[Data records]
--- --- ---

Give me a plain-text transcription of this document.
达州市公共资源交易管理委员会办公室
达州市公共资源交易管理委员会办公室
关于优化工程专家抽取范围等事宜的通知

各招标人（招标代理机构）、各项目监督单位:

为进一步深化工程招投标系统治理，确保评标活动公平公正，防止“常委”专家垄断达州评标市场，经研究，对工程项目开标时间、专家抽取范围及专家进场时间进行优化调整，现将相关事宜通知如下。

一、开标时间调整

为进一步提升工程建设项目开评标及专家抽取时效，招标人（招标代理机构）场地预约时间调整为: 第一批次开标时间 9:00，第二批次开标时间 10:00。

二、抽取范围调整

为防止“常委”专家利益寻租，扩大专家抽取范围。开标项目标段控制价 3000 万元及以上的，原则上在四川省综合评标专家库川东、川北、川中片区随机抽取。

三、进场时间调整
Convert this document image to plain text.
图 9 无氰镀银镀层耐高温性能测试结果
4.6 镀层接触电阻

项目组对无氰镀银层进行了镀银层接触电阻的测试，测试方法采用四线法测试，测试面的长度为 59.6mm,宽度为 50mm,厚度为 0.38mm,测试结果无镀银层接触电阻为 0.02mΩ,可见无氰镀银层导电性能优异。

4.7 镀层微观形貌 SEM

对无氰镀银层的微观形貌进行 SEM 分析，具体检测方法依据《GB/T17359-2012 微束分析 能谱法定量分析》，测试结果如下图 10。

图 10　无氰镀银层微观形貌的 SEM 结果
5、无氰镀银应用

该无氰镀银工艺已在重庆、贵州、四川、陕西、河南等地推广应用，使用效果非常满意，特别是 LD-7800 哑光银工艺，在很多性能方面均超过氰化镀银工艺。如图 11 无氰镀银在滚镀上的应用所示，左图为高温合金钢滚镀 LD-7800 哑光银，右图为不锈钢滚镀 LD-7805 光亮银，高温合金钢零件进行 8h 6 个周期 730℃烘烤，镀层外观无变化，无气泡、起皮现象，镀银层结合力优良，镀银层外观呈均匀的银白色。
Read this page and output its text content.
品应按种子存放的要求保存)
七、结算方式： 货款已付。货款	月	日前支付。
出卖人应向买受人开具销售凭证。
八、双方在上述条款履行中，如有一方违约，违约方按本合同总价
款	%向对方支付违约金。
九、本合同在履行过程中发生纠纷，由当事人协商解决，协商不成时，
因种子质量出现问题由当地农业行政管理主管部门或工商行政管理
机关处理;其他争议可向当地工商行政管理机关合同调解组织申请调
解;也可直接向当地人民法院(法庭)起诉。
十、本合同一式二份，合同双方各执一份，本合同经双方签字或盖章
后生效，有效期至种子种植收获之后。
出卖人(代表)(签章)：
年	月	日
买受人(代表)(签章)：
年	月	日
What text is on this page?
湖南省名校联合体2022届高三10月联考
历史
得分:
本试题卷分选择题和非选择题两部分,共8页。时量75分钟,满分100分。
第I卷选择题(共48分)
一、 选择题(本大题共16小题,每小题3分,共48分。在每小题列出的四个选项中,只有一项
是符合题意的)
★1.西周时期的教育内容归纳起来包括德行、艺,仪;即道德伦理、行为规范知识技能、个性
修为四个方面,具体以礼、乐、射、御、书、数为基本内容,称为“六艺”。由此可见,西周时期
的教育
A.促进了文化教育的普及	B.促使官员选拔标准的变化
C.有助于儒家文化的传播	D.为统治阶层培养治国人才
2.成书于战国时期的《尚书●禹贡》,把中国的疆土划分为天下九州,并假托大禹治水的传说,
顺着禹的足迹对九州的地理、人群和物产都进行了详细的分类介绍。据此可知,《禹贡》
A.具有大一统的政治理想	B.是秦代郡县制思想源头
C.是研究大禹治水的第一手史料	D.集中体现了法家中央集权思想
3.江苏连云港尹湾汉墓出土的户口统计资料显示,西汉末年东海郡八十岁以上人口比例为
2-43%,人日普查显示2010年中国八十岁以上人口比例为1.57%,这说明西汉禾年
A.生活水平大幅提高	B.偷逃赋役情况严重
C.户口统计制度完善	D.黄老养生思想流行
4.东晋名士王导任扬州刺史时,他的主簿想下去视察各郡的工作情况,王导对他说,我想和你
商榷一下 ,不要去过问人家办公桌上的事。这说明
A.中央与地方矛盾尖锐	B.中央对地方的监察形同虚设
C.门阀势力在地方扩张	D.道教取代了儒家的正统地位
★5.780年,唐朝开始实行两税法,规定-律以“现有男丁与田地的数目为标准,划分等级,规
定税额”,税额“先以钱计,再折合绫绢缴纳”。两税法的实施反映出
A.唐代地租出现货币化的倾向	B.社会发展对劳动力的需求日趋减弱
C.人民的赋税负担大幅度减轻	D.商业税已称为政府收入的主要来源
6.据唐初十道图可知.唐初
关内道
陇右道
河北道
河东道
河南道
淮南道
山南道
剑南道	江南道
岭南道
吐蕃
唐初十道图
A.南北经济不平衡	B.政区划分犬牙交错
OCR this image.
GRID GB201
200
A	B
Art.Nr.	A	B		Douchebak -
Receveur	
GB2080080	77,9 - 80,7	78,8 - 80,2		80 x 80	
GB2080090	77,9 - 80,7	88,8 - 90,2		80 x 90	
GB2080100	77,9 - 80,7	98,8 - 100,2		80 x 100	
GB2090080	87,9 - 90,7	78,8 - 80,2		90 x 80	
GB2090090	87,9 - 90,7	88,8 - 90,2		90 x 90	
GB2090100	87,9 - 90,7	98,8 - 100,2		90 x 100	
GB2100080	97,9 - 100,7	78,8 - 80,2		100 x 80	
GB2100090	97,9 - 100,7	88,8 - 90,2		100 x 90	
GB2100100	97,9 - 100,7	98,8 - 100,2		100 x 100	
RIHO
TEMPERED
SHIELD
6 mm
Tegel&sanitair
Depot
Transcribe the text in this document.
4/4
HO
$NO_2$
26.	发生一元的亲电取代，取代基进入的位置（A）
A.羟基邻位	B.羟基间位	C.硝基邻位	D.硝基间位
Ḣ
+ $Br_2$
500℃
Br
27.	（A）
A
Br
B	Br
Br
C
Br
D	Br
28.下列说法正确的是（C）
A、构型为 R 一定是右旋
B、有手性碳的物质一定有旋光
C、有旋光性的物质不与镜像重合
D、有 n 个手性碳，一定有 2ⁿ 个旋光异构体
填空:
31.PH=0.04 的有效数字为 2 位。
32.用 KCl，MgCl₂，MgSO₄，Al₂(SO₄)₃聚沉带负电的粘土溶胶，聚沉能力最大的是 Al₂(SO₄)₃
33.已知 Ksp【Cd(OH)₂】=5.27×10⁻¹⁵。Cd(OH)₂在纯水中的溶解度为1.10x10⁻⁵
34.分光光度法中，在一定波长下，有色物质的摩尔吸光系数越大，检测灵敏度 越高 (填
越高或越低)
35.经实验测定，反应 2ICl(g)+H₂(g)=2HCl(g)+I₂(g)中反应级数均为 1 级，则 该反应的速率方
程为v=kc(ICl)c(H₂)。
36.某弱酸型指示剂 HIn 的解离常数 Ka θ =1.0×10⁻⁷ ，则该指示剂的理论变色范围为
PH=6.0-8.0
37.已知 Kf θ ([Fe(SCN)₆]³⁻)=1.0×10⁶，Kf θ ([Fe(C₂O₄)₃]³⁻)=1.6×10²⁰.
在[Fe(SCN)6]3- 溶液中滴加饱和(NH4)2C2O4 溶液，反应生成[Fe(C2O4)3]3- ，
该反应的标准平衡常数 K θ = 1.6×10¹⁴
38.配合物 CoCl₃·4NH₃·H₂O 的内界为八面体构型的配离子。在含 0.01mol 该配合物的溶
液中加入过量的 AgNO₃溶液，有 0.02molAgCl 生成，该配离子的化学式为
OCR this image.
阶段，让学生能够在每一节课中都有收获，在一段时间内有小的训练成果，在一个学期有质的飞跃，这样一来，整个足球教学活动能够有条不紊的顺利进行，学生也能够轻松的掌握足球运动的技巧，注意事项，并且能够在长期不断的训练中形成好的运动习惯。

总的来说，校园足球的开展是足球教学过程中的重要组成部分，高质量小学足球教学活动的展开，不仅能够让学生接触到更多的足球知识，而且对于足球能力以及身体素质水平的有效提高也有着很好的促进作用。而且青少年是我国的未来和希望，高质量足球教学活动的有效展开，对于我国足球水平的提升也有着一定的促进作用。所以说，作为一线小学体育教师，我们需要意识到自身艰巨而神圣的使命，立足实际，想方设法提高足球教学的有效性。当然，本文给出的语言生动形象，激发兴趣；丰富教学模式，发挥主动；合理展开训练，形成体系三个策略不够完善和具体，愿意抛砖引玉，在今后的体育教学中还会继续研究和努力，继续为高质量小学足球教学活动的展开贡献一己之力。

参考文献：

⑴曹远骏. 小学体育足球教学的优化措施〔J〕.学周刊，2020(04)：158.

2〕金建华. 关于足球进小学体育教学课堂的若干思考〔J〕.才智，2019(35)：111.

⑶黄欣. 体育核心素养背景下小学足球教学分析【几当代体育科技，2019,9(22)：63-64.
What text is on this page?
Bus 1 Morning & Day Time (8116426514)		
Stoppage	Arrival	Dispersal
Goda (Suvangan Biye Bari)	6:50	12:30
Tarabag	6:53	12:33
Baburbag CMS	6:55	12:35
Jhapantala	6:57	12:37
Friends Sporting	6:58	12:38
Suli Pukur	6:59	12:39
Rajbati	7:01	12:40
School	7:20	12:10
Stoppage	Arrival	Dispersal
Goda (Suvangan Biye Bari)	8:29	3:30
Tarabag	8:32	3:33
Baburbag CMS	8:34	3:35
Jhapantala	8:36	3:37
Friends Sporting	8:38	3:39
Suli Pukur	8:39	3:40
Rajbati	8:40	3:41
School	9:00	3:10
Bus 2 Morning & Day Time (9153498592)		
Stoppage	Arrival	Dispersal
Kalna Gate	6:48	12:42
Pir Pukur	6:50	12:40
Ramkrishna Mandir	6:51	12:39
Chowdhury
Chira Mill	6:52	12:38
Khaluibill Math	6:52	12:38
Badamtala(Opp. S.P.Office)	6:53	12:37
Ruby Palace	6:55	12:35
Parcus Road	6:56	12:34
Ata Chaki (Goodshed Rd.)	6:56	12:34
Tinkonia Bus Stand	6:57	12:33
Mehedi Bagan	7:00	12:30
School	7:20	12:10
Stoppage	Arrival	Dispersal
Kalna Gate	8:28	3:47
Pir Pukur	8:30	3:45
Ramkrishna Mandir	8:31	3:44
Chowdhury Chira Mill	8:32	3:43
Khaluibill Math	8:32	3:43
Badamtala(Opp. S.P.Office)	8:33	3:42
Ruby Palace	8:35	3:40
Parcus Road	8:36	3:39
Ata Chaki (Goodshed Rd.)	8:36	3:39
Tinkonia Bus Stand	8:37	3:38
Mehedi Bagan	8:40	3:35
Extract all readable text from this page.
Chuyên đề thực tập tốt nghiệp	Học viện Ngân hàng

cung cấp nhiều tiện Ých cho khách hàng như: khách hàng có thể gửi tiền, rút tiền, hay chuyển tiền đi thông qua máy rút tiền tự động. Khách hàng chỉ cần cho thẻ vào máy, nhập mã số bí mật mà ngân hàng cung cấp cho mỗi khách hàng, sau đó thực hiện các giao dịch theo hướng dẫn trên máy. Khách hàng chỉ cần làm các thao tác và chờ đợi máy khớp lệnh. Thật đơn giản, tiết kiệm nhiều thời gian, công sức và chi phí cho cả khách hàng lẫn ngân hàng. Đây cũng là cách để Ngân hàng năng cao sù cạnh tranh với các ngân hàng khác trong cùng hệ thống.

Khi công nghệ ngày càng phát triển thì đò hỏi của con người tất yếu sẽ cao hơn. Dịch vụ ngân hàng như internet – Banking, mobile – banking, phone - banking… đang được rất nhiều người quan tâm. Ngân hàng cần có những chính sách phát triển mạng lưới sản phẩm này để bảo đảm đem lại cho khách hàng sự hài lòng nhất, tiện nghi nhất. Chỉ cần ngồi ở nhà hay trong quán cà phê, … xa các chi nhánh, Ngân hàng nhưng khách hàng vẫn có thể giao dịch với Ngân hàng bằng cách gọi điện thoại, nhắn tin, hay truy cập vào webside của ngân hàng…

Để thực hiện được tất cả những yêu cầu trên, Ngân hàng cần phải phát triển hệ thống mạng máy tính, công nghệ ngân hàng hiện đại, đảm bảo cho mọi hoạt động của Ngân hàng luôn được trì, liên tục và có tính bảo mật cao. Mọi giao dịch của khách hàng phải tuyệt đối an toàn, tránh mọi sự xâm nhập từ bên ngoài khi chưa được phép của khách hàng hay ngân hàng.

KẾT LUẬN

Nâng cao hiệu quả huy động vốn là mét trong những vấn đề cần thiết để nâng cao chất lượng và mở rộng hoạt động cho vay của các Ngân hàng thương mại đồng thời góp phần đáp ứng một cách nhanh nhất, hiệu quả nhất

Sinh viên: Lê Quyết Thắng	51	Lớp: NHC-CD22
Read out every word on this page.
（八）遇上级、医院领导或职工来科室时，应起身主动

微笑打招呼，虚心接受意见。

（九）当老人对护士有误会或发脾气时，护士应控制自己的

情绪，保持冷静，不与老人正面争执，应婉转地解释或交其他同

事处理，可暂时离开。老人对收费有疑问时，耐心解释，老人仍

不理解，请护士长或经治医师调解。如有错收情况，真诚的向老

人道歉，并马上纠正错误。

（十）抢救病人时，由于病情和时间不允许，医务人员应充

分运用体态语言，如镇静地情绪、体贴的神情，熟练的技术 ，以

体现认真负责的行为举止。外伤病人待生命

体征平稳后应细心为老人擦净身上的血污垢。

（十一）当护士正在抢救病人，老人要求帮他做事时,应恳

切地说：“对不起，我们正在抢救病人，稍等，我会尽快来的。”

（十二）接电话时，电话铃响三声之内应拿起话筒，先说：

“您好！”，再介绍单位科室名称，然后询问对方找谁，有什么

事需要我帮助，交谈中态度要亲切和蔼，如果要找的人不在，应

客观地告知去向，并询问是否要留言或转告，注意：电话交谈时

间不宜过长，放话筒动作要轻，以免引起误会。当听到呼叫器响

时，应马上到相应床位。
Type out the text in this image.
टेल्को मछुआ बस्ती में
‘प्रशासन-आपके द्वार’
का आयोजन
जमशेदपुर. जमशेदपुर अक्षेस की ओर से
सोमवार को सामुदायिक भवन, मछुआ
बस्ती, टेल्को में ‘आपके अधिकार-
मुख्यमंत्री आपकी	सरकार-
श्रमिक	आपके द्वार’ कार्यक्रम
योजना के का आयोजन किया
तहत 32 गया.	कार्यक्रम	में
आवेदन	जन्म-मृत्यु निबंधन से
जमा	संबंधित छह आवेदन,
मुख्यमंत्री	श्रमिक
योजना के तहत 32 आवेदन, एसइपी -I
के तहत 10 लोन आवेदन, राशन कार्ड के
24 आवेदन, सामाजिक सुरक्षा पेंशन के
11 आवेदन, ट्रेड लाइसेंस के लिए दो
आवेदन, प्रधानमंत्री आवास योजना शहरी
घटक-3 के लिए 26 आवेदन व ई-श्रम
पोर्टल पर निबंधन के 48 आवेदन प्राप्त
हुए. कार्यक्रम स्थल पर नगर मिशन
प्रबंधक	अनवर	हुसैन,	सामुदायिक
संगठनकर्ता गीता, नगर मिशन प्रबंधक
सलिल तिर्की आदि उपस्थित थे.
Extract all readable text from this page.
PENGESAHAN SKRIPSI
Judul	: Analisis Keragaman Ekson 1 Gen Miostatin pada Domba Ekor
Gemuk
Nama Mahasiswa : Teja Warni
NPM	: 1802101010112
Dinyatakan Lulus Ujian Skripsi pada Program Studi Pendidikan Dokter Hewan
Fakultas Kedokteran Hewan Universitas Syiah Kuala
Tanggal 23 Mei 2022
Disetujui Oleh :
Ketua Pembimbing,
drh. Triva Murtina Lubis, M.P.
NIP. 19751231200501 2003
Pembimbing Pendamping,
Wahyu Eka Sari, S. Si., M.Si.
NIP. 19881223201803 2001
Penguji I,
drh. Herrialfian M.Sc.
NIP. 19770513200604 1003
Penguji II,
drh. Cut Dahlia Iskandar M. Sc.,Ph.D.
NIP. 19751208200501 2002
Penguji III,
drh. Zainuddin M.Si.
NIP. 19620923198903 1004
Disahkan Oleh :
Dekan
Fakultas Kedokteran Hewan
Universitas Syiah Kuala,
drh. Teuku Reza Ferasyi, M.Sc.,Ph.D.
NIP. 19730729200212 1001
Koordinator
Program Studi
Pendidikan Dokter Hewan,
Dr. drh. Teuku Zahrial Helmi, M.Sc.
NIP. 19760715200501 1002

--- --- ---

TASK BRIEF
From the material above, copy each line that includes the word "Chowdhury".

WRITTEN SOLUTION
Chowdhury
Chowdhury Chira Mill	8:32	3:43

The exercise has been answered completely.